**YOUR OBJECTIVE**
Output all lines exactly, with nothing added or dropped.

# Start of DATA SUPPLIED

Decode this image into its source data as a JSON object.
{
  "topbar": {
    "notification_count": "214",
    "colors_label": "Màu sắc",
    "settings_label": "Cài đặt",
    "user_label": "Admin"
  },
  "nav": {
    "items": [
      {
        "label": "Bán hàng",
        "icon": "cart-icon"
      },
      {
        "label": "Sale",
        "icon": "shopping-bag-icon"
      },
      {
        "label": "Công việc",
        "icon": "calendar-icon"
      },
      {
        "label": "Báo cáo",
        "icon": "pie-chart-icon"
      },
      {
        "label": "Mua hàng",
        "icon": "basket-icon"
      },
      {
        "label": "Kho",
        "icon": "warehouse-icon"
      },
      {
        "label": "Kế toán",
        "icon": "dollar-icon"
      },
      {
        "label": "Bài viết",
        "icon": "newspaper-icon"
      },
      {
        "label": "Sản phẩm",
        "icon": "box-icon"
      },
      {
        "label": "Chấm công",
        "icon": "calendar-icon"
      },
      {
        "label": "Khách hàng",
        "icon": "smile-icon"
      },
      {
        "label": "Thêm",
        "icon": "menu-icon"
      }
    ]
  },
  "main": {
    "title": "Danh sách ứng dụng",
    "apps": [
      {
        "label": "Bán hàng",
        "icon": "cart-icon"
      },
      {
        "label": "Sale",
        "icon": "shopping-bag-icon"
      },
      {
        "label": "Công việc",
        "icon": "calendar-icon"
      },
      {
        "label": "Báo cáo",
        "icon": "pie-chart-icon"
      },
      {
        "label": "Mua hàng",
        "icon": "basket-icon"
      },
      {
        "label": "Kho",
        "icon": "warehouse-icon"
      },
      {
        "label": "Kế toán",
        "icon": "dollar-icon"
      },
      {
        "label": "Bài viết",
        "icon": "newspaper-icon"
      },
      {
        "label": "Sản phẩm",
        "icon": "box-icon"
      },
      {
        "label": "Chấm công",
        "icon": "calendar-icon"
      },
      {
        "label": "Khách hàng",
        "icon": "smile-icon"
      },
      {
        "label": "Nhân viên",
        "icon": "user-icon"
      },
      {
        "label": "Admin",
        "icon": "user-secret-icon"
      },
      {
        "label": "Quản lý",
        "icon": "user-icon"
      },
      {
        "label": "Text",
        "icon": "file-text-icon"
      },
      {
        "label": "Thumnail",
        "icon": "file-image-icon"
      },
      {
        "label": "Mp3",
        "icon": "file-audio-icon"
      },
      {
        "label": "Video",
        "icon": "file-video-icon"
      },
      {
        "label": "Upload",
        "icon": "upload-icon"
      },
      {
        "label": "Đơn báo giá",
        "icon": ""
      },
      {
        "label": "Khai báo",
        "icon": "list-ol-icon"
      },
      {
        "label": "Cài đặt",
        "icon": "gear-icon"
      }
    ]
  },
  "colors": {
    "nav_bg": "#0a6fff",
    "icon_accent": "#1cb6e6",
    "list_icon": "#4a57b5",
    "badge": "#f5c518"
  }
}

# End of DATA SUPPLIED

**THE OUTPUT**
Decode this image into its source data as a JSON object.
{
  "topbar": {
    "notification_count": "214",
    "colors_label": "Màu sắc",
    "settings_label": "Cài đặt",
    "user_label": "Admin"
  },
  "nav": {
    "items": [
      {
        "label": "Bán hàng",
        "icon": "cart-icon"
      },
      {
        "label": "Sale",
        "icon": "shopping-bag-icon"
      },
      {
        "label": "Công việc",
        "icon": "calendar-icon"
      },
      {
        "label": "Báo cáo",
        "icon": "pie-chart-icon"
      },
      {
        "label": "Mua hàng",
        "icon": "basket-icon"
      },
      {
        "label": "Kho",
        "icon": "warehouse-icon"
      },
      {
        "label": "Kế toán",
        "icon": "dollar-icon"
      },
      {
        "label": "Bài viết",
        "icon": "newspaper-icon"
      },
      {
        "label": "Sản phẩm",
        "icon": "box-icon"
      },
      {
        "label": "Chấm công",
        "icon": "calendar-icon"
      },
      {
        "label": "Khách hàng",
        "icon": "smile-icon"
      },
      {
        "label": "Thêm",
        "icon": "menu-icon"
      }
    ]
  },
  "main": {
    "title": "Danh sách ứng dụng",
    "apps": [
      {
        "label": "Bán hàng",
        "icon": "cart-icon"
      },
      {
        "label": "Sale",
        "icon": "shopping-bag-icon"
      },
      {
        "label": "Công việc",
        "icon": "calendar-icon"
      },
      {
        "label": "Báo cáo",
        "icon": "pie-chart-icon"
      },
      {
        "label": "Mua hàng",
        "icon": "basket-icon"
      },
      {
        "label": "Kho",
        "icon": "warehouse-icon"
      },
      {
        "label": "Kế toán",
        "icon": "dollar-icon"
      },
      {
        "label": "Bài viết",
        "icon": "newspaper-icon"
      },
      {
        "label": "Sản phẩm",
        "icon": "box-icon"
      },
      {
        "label": "Chấm công",
        "icon": "calendar-icon"
      },
      {
        "label": "Khách hàng",
        "icon": "smile-icon"
      },
      {
        "label": "Nhân viên",
        "icon": "user-icon"
      },
      {
        "label": "Admin",
        "icon": "user-secret-icon"
      },
      {
        "label": "Quản lý",
        "icon": "user-icon"
      },
      {
        "label": "Text",
        "icon": "file-text-icon"
      },
      {
        "label": "Thumnail",
        "icon": "file-image-icon"
      },
      {
        "label": "Mp3",
        "icon": "file-audio-icon"
      },
      {
        "label": "Video",
        "icon": "file-video-icon"
      },
      {
        "label": "Upload",
        "icon": "upload-icon"
      },
      {
        "label": "Đơn báo giá",
        "icon": ""
      },
      {
        "label": "Khai báo",
        "icon": "list-ol-icon"
      },
      {
        "label": "Cài đặt",
        "icon": "gear-icon"
      }
    ]
  },
  "colors": {
    "nav_bg": "#0a6fff",
    "icon_accent": "#1cb6e6",
    "list_icon": "#4a57b5",
    "badge": "#f5c518"
  }
}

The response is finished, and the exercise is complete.